* **TASK REQUIREMENTS**: Write out the whole of the material exactly.

* begin SUPPLIED MATERIAL *

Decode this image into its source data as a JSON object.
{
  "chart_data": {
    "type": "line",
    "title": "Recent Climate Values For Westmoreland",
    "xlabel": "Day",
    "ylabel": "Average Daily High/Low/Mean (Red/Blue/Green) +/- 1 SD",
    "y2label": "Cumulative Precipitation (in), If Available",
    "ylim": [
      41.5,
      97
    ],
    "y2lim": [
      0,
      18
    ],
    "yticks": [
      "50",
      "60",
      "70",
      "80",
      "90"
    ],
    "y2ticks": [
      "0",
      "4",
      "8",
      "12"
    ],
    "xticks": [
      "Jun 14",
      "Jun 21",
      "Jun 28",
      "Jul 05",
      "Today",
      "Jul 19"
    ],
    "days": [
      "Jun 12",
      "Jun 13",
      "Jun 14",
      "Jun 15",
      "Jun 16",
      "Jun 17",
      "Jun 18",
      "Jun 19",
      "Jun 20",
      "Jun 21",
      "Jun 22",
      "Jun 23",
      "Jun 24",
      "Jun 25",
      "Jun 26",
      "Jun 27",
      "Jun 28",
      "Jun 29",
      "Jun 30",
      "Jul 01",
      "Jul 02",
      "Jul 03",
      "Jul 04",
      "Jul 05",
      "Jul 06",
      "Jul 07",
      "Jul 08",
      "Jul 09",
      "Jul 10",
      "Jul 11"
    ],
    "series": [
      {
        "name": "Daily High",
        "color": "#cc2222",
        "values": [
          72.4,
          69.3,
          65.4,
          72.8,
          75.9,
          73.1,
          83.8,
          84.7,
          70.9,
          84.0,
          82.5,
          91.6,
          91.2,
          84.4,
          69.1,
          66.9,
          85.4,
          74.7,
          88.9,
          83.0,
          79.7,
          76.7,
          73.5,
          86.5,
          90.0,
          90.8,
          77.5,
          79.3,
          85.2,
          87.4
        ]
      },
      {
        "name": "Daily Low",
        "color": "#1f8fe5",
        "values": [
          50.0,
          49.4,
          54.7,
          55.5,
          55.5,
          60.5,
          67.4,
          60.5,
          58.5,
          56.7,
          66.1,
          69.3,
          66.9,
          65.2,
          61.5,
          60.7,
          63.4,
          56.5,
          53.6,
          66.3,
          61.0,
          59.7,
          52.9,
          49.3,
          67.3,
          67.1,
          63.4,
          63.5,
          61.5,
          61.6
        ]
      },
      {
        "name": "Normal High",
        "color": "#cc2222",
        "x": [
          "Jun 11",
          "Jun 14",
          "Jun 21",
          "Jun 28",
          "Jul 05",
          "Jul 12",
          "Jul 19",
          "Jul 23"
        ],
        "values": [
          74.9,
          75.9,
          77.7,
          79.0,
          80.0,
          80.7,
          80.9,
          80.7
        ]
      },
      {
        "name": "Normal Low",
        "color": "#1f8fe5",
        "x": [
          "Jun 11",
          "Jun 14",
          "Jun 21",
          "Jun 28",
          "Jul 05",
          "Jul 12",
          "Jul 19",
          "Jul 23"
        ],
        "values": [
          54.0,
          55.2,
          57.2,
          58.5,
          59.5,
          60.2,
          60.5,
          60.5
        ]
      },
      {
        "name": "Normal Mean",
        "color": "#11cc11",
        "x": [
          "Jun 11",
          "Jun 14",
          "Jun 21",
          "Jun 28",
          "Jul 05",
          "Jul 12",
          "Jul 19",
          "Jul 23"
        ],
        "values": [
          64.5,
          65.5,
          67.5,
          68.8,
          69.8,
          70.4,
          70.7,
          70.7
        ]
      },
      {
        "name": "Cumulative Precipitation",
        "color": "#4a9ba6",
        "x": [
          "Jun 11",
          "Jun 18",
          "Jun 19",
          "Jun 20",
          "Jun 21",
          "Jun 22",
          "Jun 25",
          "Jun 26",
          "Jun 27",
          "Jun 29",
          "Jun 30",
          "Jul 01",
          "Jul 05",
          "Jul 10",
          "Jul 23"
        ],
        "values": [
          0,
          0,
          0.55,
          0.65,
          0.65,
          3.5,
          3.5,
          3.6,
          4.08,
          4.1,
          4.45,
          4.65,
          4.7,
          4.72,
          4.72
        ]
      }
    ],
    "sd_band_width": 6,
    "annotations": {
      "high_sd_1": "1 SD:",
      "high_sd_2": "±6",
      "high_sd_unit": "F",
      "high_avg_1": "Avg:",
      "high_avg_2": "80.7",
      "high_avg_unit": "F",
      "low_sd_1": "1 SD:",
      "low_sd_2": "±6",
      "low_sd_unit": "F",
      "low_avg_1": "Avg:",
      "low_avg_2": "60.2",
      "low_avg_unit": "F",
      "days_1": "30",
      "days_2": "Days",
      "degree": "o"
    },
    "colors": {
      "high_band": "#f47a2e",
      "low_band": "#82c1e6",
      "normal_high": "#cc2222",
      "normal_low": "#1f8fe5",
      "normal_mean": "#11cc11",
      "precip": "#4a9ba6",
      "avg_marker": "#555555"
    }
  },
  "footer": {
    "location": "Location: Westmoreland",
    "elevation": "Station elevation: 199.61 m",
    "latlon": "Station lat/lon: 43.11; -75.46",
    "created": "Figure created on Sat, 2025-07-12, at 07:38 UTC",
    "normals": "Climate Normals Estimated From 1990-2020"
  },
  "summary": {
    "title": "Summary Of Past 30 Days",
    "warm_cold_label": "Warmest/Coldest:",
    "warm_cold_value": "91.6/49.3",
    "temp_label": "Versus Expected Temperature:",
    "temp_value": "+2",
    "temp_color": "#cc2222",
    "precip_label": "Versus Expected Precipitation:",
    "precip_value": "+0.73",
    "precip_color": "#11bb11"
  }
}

* end SUPPLIED MATERIAL *

* **EXPECTED OUTPUT**:
Decode this image into its source data as a JSON object.
{
  "chart_data": {
    "type": "line",
    "title": "Recent Climate Values For Westmoreland",
    "xlabel": "Day",
    "ylabel": "Average Daily High/Low/Mean (Red/Blue/Green) +/- 1 SD",
    "y2label": "Cumulative Precipitation (in), If Available",
    "ylim": [
      41.5,
      97
    ],
    "y2lim": [
      0,
      18
    ],
    "yticks": [
      "50",
      "60",
      "70",
      "80",
      "90"
    ],
    "y2ticks": [
      "0",
      "4",
      "8",
      "12"
    ],
    "xticks": [
      "Jun 14",
      "Jun 21",
      "Jun 28",
      "Jul 05",
      "Today",
      "Jul 19"
    ],
    "days": [
      "Jun 12",
      "Jun 13",
      "Jun 14",
      "Jun 15",
      "Jun 16",
      "Jun 17",
      "Jun 18",
      "Jun 19",
      "Jun 20",
      "Jun 21",
      "Jun 22",
      "Jun 23",
      "Jun 24",
      "Jun 25",
      "Jun 26",
      "Jun 27",
      "Jun 28",
      "Jun 29",
      "Jun 30",
      "Jul 01",
      "Jul 02",
      "Jul 03",
      "Jul 04",
      "Jul 05",
      "Jul 06",
      "Jul 07",
      "Jul 08",
      "Jul 09",
      "Jul 10",
      "Jul 11"
    ],
    "series": [
      {
        "name": "Daily High",
        "color": "#cc2222",
        "values": [
          72.4,
          69.3,
          65.4,
          72.8,
          75.9,
          73.1,
          83.8,
          84.7,
          70.9,
          84.0,
          82.5,
          91.6,
          91.2,
          84.4,
          69.1,
          66.9,
          85.4,
          74.7,
          88.9,
          83.0,
          79.7,
          76.7,
          73.5,
          86.5,
          90.0,
          90.8,
          77.5,
          79.3,
          85.2,
          87.4
        ]
      },
      {
        "name": "Daily Low",
        "color": "#1f8fe5",
        "values": [
          50.0,
          49.4,
          54.7,
          55.5,
          55.5,
          60.5,
          67.4,
          60.5,
          58.5,
          56.7,
          66.1,
          69.3,
          66.9,
          65.2,
          61.5,
          60.7,
          63.4,
          56.5,
          53.6,
          66.3,
          61.0,
          59.7,
          52.9,
          49.3,
          67.3,
          67.1,
          63.4,
          63.5,
          61.5,
          61.6
        ]
      },
      {
        "name": "Normal High",
        "color": "#cc2222",
        "x": [
          "Jun 11",
          "Jun 14",
          "Jun 21",
          "Jun 28",
          "Jul 05",
          "Jul 12",
          "Jul 19",
          "Jul 23"
        ],
        "values": [
          74.9,
          75.9,
          77.7,
          79.0,
          80.0,
          80.7,
          80.9,
          80.7
        ]
      },
      {
        "name": "Normal Low",
        "color": "#1f8fe5",
        "x": [
          "Jun 11",
          "Jun 14",
          "Jun 21",
          "Jun 28",
          "Jul 05",
          "Jul 12",
          "Jul 19",
          "Jul 23"
        ],
        "values": [
          54.0,
          55.2,
          57.2,
          58.5,
          59.5,
          60.2,
          60.5,
          60.5
        ]
      },
      {
        "name": "Normal Mean",
        "color": "#11cc11",
        "x": [
          "Jun 11",
          "Jun 14",
          "Jun 21",
          "Jun 28",
          "Jul 05",
          "Jul 12",
          "Jul 19",
          "Jul 23"
        ],
        "values": [
          64.5,
          65.5,
          67.5,
          68.8,
          69.8,
          70.4,
          70.7,
          70.7
        ]
      },
      {
        "name": "Cumulative Precipitation",
        "color": "#4a9ba6",
        "x": [
          "Jun 11",
          "Jun 18",
          "Jun 19",
          "Jun 20",
          "Jun 21",
          "Jun 22",
          "Jun 25",
          "Jun 26",
          "Jun 27",
          "Jun 29",
          "Jun 30",
          "Jul 01",
          "Jul 05",
          "Jul 10",
          "Jul 23"
        ],
        "values": [
          0,
          0,
          0.55,
          0.65,
          0.65,
          3.5,
          3.5,
          3.6,
          4.08,
          4.1,
          4.45,
          4.65,
          4.7,
          4.72,
          4.72
        ]
      }
    ],
    "sd_band_width": 6,
    "annotations": {
      "high_sd_1": "1 SD:",
      "high_sd_2": "±6",
      "high_sd_unit": "F",
      "high_avg_1": "Avg:",
      "high_avg_2": "80.7",
      "high_avg_unit": "F",
      "low_sd_1": "1 SD:",
      "low_sd_2": "±6",
      "low_sd_unit": "F",
      "low_avg_1": "Avg:",
      "low_avg_2": "60.2",
      "low_avg_unit": "F",
      "days_1": "30",
      "days_2": "Days",
      "degree": "o"
    },
    "colors": {
      "high_band": "#f47a2e",
      "low_band": "#82c1e6",
      "normal_high": "#cc2222",
      "normal_low": "#1f8fe5",
      "normal_mean": "#11cc11",
      "precip": "#4a9ba6",
      "avg_marker": "#555555"
    }
  },
  "footer": {
    "location": "Location: Westmoreland",
    "elevation": "Station elevation: 199.61 m",
    "latlon": "Station lat/lon: 43.11; -75.46",
    "created": "Figure created on Sat, 2025-07-12, at 07:38 UTC",
    "normals": "Climate Normals Estimated From 1990-2020"
  },
  "summary": {
    "title": "Summary Of Past 30 Days",
    "warm_cold_label": "Warmest/Coldest:",
    "warm_cold_value": "91.6/49.3",
    "temp_label": "Versus Expected Temperature:",
    "temp_value": "+2",
    "temp_color": "#cc2222",
    "precip_label": "Versus Expected Precipitation:",
    "precip_value": "+0.73",
    "precip_color": "#11bb11"
  }
}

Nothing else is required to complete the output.